What the task requires: Pull out every line in the data that has the string "agente" in it.

Dataset content:
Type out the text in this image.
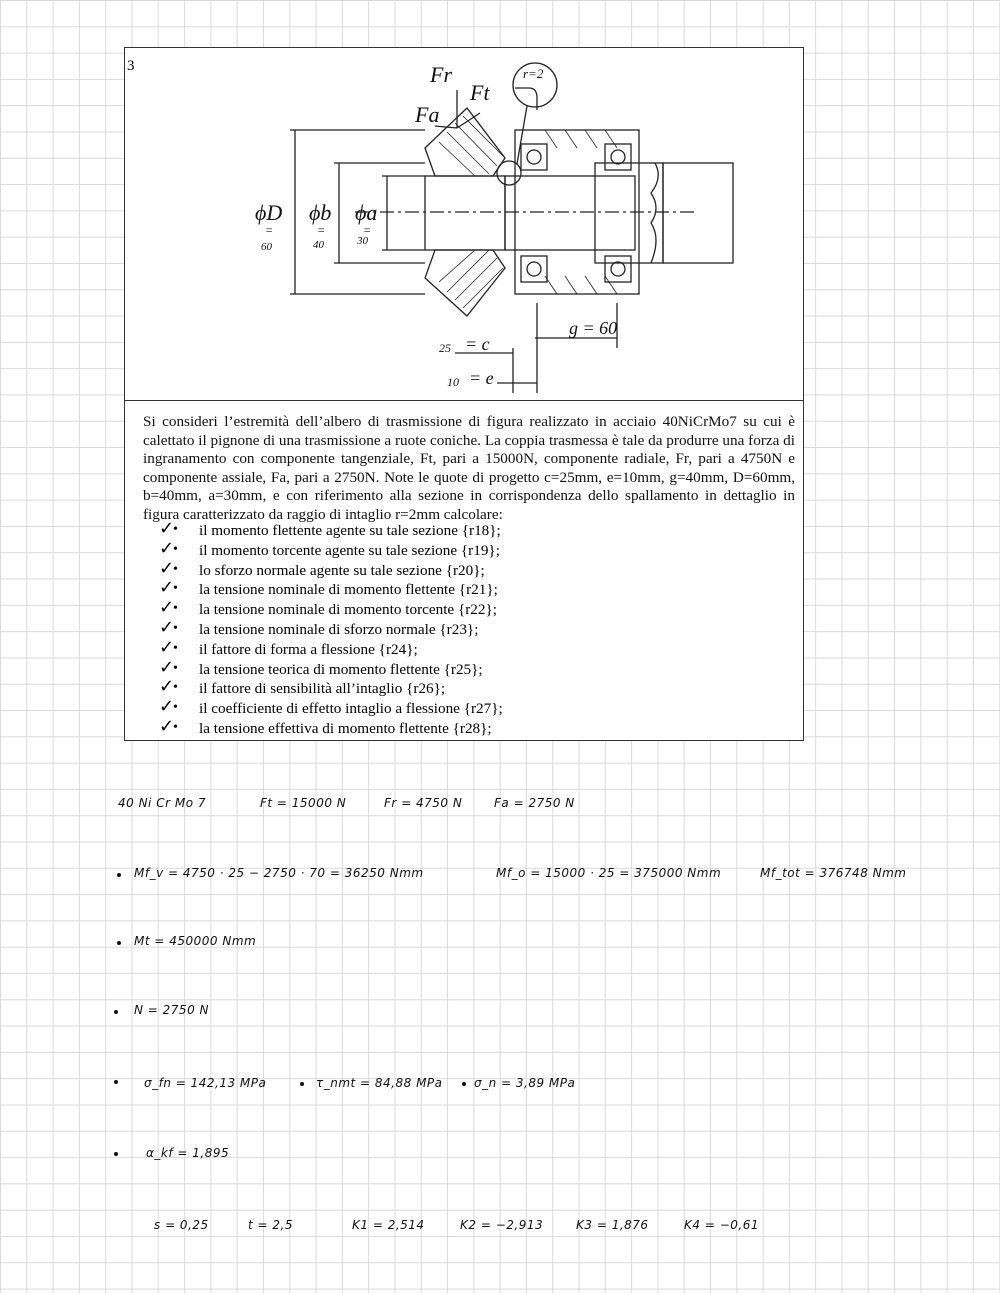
3	Fr
Ft
Fa
r=2
ϕD ϕb ϕa
=	=	=
60	40	30
= c
25
= e
10
g = 60
Si consideri l’estremità dell’albero di trasmissione di figura realizzato in acciaio 40NiCrMo7 su cui è calettato il pignone di una trasmissione a ruote coniche. La coppia trasmessa è tale da produrre una forza di ingranamento con componente tangenziale, Ft, pari a 15000N, componente radiale, Fr, pari a 4750N e componente assiale, Fa, pari a 2750N. Note le quote di progetto c=25mm, e=10mm, g=40mm, D=60mm, b=40mm, a=30mm, e con riferimento alla sezione in corrispondenza dello spallamento in dettaglio in figura caratterizzato da raggio di intaglio r=2mm calcolare:
✓
• il momento flettente agente su tale sezione {r18};
✓
• il momento torcente agente su tale sezione {r19};
✓
• lo sforzo normale agente su tale sezione {r20};
✓
• la tensione nominale di momento flettente {r21};
✓
• la tensione nominale di momento torcente {r22};
✓
• la tensione nominale di sforzo normale {r23};
✓
• il fattore di forma a flessione {r24};
✓
• la tensione teorica di momento flettente {r25};
✓
• il fattore di sensibilità all’intaglio {r26};
✓
• il coefficiente di effetto intaglio a flessione {r27};
✓
• la tensione effettiva di momento flettente {r28};
40 Ni Cr Mo 7	Ft = 15000 N	Fr = 4750 N	Fa = 2750 N
Mf_v = 4750 · 25 − 2750 · 70 = 36250 Nmm	Mf_o = 15000 · 25 = 375000 Nmm	Mf_tot = 376748 Nmm
Mt = 450000 Nmm
N = 2750 N
σ_fn = 142,13 MPa	τ_nmt = 84,88 MPa	σ_n = 3,89 MPa
α_kf = 1,895
s = 0,25	t = 2,5	K1 = 2,514	K2 = −2,913	K3 = 1,876	K4 = −0,61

Completed exercise:
• il momento flettente agente su tale sezione {r18};
• il momento torcente agente su tale sezione {r19};
• lo sforzo normale agente su tale sezione {r20};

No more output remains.